## DOCUMENT EXCERPT

Below are the code and outcomes. There are 2 models: one with Bidirectional. My questions is why # of parameters (264) time_distributed_14 (TimeDis is not doubled of time_distributed_13 (TimeDis (136)? I know 264 = 136 * 2 - 8. why do we need to -8 here?
from keras.models import Sequential
from keras.layers import Dense, Activation, TimeDistributed, Bidirectional
from keras.layers.recurrent import GRU
import numpy as np
InputSize = 15
MaxLen = 64
HiddenSize = 16
OutputSize = 8
n_samples = 1000
model1 = Sequential()
model1.add(GRU(HiddenSize, return_sequences=True, input_shape=(MaxLen, InputSize)))
model1.add(TimeDistributed(Dense(OutputSize)))
model1.add(Activation('softmax'))
model1.compile(loss='categorical_crossentropy', optimizer='rmsprop')
model2 = Sequential()
model2.add(Bidirectional(GRU(HiddenSize, return_sequences=True), input_shape=(MaxLen, InputSize)))
model2.add(TimeDistributed(Dense(OutputSize)))
model2.add(Activation('softmax'))
model2.compile(loss='categorical_crossentropy', optimizer='rmsprop')
print(model1.summary())
print(model2.summary())

Region and label listings:
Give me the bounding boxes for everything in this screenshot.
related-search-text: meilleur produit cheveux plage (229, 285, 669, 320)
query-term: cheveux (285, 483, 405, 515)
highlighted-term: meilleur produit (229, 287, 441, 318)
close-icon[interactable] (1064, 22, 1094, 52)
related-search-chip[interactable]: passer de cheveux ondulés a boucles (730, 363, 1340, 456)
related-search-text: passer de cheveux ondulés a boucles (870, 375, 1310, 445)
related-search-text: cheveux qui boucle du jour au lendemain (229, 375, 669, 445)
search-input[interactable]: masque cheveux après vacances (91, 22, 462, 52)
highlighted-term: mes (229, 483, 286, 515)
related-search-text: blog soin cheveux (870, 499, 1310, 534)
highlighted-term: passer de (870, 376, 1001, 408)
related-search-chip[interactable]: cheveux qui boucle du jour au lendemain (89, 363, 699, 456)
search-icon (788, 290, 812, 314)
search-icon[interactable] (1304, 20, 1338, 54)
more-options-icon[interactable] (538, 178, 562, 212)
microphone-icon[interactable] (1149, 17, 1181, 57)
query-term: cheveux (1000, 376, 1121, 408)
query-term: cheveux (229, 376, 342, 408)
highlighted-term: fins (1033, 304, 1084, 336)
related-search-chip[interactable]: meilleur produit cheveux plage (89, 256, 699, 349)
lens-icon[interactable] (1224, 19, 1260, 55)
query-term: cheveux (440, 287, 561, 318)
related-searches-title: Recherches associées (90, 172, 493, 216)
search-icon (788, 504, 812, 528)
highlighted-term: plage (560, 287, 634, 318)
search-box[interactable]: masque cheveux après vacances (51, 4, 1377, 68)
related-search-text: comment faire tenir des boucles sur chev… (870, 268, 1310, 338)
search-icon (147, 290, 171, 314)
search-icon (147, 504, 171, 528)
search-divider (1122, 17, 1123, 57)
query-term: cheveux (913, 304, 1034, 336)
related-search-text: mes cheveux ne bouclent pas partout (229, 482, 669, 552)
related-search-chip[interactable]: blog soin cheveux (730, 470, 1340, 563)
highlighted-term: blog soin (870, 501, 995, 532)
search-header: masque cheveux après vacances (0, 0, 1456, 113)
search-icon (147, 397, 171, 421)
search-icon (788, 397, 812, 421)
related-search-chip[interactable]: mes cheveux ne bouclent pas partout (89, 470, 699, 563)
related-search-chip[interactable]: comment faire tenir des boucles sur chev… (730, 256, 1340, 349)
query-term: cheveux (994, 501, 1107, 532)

## TASK REQUIREMENTS
[1] In the Keras GRU parameter-count post, what value is assigned to OutputSize?
[2] Continue the Keras GRU parameter-count post from where it stops.

## ANSWERS TO THE PROBLEMS
[1] 8

[2]
Outcome:
_________________________________________________________________
Layer (type) Output Shape Param #
=================================================================
gru_9 (GRU) (None, 64, 16) 1536
_________________________________________________________________
time_distributed_13 (TimeDis (None, 64, 8) 136
_________________________________________________________________
activation_6 (Activation) (None, 64, 8) 0
=================================================================
Total params: 1,672
Trainable params: 1,672
Non-trainable params: 0
_________________________________________________________________
None
_________________________________________________________________
Layer (type) Output Shape Param #
=================================================================
bidirectional_7 (Bidirection (None, 64, 32) 3072
_________________________________________________________________
time_distributed_14 (TimeDis (None, 64, 8) 264
_________________________________________________________________
activation_7 (Activation) (None, 64, 8) 0
=================================================================
Total params: 3,336
Trainable params: 3,336
Non-trainable params: 0
_________________________________________________________________
None
There aren't only "weights" there are "biases" too, and biases completely ignore the inputs .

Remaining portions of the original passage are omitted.